• Task instructions
Write out the whole listing again, exactly.

——

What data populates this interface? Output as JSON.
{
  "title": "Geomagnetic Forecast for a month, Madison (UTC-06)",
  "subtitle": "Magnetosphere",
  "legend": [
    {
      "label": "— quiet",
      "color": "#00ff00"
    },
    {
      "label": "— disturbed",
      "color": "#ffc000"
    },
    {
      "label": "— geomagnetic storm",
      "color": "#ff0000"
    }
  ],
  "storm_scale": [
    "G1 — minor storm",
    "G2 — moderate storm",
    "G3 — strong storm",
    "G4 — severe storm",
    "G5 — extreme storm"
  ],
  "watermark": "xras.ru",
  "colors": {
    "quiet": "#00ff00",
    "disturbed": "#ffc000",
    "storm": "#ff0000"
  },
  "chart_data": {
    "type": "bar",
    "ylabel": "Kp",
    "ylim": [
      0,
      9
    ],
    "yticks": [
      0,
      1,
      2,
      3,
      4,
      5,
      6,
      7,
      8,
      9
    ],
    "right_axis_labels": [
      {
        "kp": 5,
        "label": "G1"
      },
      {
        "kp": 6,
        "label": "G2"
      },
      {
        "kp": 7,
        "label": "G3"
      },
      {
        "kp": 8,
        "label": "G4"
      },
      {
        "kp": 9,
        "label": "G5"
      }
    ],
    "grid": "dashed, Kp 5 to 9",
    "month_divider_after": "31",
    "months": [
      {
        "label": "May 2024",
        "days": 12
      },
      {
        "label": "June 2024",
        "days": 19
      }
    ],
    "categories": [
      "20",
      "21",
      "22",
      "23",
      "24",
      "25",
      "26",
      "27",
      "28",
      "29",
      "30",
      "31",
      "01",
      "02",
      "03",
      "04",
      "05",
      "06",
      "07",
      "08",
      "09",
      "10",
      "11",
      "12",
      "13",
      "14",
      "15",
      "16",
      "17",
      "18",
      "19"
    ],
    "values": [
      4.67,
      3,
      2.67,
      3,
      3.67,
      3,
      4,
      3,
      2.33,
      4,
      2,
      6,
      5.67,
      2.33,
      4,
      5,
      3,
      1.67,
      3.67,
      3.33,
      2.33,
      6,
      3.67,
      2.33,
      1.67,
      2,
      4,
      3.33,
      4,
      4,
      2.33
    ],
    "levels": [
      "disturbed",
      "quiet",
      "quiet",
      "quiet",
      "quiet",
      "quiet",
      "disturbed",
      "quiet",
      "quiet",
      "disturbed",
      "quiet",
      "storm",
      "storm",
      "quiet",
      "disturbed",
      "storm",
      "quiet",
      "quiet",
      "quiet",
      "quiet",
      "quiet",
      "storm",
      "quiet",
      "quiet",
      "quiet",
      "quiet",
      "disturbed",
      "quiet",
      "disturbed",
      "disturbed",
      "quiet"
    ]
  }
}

——

• Task answer
What data populates this interface? Output as JSON.
{
  "title": "Geomagnetic Forecast for a month, Madison (UTC-06)",
  "subtitle": "Magnetosphere",
  "legend": [
    {
      "label": "— quiet",
      "color": "#00ff00"
    },
    {
      "label": "— disturbed",
      "color": "#ffc000"
    },
    {
      "label": "— geomagnetic storm",
      "color": "#ff0000"
    }
  ],
  "storm_scale": [
    "G1 — minor storm",
    "G2 — moderate storm",
    "G3 — strong storm",
    "G4 — severe storm",
    "G5 — extreme storm"
  ],
  "watermark": "xras.ru",
  "colors": {
    "quiet": "#00ff00",
    "disturbed": "#ffc000",
    "storm": "#ff0000"
  },
  "chart_data": {
    "type": "bar",
    "ylabel": "Kp",
    "ylim": [
      0,
      9
    ],
    "yticks": [
      0,
      1,
      2,
      3,
      4,
      5,
      6,
      7,
      8,
      9
    ],
    "right_axis_labels": [
      {
        "kp": 5,
        "label": "G1"
      },
      {
        "kp": 6,
        "label": "G2"
      },
      {
        "kp": 7,
        "label": "G3"
      },
      {
        "kp": 8,
        "label": "G4"
      },
      {
        "kp": 9,
        "label": "G5"
      }
    ],
    "grid": "dashed, Kp 5 to 9",
    "month_divider_after": "31",
    "months": [
      {
        "label": "May 2024",
        "days": 12
      },
      {
        "label": "June 2024",
        "days": 19
      }
    ],
    "categories": [
      "20",
      "21",
      "22",
      "23",
      "24",
      "25",
      "26",
      "27",
      "28",
      "29",
      "30",
      "31",
      "01",
      "02",
      "03",
      "04",
      "05",
      "06",
      "07",
      "08",
      "09",
      "10",
      "11",
      "12",
      "13",
      "14",
      "15",
      "16",
      "17",
      "18",
      "19"
    ],
    "values": [
      4.67,
      3,
      2.67,
      3,
      3.67,
      3,
      4,
      3,
      2.33,
      4,
      2,
      6,
      5.67,
      2.33,
      4,
      5,
      3,
      1.67,
      3.67,
      3.33,
      2.33,
      6,
      3.67,
      2.33,
      1.67,
      2,
      4,
      3.33,
      4,
      4,
      2.33
    ],
    "levels": [
      "disturbed",
      "quiet",
      "quiet",
      "quiet",
      "quiet",
      "quiet",
      "disturbed",
      "quiet",
      "quiet",
      "disturbed",
      "quiet",
      "storm",
      "storm",
      "quiet",
      "disturbed",
      "storm",
      "quiet",
      "quiet",
      "quiet",
      "quiet",
      "quiet",
      "storm",
      "quiet",
      "quiet",
      "quiet",
      "quiet",
      "disturbed",
      "quiet",
      "disturbed",
      "disturbed",
      "quiet"
    ]
  }
}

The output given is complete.